### Records for the task
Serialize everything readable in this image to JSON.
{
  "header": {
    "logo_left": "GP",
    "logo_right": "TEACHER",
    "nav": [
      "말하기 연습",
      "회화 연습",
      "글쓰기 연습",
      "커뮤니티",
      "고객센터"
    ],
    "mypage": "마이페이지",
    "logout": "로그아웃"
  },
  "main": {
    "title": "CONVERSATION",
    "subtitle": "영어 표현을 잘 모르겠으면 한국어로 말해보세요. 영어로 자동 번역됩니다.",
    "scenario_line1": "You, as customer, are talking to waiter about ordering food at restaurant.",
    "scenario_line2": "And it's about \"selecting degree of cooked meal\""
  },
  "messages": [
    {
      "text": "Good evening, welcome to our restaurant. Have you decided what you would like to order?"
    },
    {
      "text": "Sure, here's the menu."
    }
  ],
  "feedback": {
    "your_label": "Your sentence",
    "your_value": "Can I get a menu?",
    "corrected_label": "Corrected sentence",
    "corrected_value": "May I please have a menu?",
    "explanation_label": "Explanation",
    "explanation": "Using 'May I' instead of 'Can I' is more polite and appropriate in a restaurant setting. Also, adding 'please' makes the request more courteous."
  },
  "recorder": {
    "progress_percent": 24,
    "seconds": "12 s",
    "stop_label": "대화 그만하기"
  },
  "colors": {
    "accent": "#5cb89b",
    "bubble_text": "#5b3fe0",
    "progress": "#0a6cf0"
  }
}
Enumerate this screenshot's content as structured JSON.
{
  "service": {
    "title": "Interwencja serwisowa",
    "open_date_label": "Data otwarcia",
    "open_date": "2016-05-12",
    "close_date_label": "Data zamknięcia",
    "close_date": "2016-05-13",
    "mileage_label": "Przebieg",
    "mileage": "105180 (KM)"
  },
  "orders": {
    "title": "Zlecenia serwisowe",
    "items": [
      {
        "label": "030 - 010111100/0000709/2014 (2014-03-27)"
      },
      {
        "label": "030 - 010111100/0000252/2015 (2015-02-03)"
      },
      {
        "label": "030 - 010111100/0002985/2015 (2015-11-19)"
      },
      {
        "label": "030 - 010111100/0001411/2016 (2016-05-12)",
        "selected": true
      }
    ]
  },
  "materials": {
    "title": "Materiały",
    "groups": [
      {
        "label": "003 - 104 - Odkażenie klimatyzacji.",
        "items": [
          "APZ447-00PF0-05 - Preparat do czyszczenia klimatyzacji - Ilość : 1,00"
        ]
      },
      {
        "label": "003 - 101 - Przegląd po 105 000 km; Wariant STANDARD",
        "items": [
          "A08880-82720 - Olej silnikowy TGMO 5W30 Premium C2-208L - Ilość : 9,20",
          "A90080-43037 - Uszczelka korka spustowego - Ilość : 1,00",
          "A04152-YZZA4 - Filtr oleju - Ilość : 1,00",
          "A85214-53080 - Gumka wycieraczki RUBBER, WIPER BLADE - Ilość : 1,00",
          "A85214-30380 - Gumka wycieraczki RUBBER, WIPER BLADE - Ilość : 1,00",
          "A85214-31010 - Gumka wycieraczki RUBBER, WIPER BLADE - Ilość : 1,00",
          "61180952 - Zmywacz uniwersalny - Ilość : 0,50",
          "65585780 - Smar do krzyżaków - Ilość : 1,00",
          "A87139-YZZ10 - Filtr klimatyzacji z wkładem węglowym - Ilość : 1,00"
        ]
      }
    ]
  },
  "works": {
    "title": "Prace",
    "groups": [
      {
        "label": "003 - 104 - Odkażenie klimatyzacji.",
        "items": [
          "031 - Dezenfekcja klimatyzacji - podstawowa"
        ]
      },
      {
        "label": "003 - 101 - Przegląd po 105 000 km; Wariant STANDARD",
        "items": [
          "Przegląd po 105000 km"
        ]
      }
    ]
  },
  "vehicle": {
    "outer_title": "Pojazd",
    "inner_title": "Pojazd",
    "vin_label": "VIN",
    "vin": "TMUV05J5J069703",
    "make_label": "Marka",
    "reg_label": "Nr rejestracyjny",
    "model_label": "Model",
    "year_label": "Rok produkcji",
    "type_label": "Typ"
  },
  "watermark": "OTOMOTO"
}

### Request
Output each record precisely as given.

### Final result
Serialize everything readable in this image to JSON.
{
  "header": {
    "logo_left": "GP",
    "logo_right": "TEACHER",
    "nav": [
      "말하기 연습",
      "회화 연습",
      "글쓰기 연습",
      "커뮤니티",
      "고객센터"
    ],
    "mypage": "마이페이지",
    "logout": "로그아웃"
  },
  "main": {
    "title": "CONVERSATION",
    "subtitle": "영어 표현을 잘 모르겠으면 한국어로 말해보세요. 영어로 자동 번역됩니다.",
    "scenario_line1": "You, as customer, are talking to waiter about ordering food at restaurant.",
    "scenario_line2": "And it's about \"selecting degree of cooked meal\""
  },
  "messages": [
    {
      "text": "Good evening, welcome to our restaurant. Have you decided what you would like to order?"
    },
    {
      "text": "Sure, here's the menu."
    }
  ],
  "feedback": {
    "your_label": "Your sentence",
    "your_value": "Can I get a menu?",
    "corrected_label": "Corrected sentence",
    "corrected_value": "May I please have a menu?",
    "explanation_label": "Explanation",
    "explanation": "Using 'May I' instead of 'Can I' is more polite and appropriate in a restaurant setting. Also, adding 'please' makes the request more courteous."
  },
  "recorder": {
    "progress_percent": 24,
    "seconds": "12 s",
    "stop_label": "대화 그만하기"
  },
  "colors": {
    "accent": "#5cb89b",
    "bubble_text": "#5b3fe0",
    "progress": "#0a6cf0"
  }
}
Enumerate this screenshot's content as structured JSON.
{
  "service": {
    "title": "Interwencja serwisowa",
    "open_date_label": "Data otwarcia",
    "open_date": "2016-05-12",
    "close_date_label": "Data zamknięcia",
    "close_date": "2016-05-13",
    "mileage_label": "Przebieg",
    "mileage": "105180 (KM)"
  },
  "orders": {
    "title": "Zlecenia serwisowe",
    "items": [
      {
        "label": "030 - 010111100/0000709/2014 (2014-03-27)"
      },
      {
        "label": "030 - 010111100/0000252/2015 (2015-02-03)"
      },
      {
        "label": "030 - 010111100/0002985/2015 (2015-11-19)"
      },
      {
        "label": "030 - 010111100/0001411/2016 (2016-05-12)",
        "selected": true
      }
    ]
  },
  "materials": {
    "title": "Materiały",
    "groups": [
      {
        "label": "003 - 104 - Odkażenie klimatyzacji.",
        "items": [
          "APZ447-00PF0-05 - Preparat do czyszczenia klimatyzacji - Ilość : 1,00"
        ]
      },
      {
        "label": "003 - 101 - Przegląd po 105 000 km; Wariant STANDARD",
        "items": [
          "A08880-82720 - Olej silnikowy TGMO 5W30 Premium C2-208L - Ilość : 9,20",
          "A90080-43037 - Uszczelka korka spustowego - Ilość : 1,00",
          "A04152-YZZA4 - Filtr oleju - Ilość : 1,00",
          "A85214-53080 - Gumka wycieraczki RUBBER, WIPER BLADE - Ilość : 1,00",
          "A85214-30380 - Gumka wycieraczki RUBBER, WIPER BLADE - Ilość : 1,00",
          "A85214-31010 - Gumka wycieraczki RUBBER, WIPER BLADE - Ilość : 1,00",
          "61180952 - Zmywacz uniwersalny - Ilość : 0,50",
          "65585780 - Smar do krzyżaków - Ilość : 1,00",
          "A87139-YZZ10 - Filtr klimatyzacji z wkładem węglowym - Ilość : 1,00"
        ]
      }
    ]
  },
  "works": {
    "title": "Prace",
    "groups": [
      {
        "label": "003 - 104 - Odkażenie klimatyzacji.",
        "items": [
          "031 - Dezenfekcja klimatyzacji - podstawowa"
        ]
      },
      {
        "label": "003 - 101 - Przegląd po 105 000 km; Wariant STANDARD",
        "items": [
          "Przegląd po 105000 km"
        ]
      }
    ]
  },
  "vehicle": {
    "outer_title": "Pojazd",
    "inner_title": "Pojazd",
    "vin_label": "VIN",
    "vin": "TMUV05J5J069703",
    "make_label": "Marka",
    "reg_label": "Nr rejestracyjny",
    "model_label": "Model",
    "year_label": "Rok produkcji",
    "type_label": "Typ"
  },
  "watermark": "OTOMOTO"
}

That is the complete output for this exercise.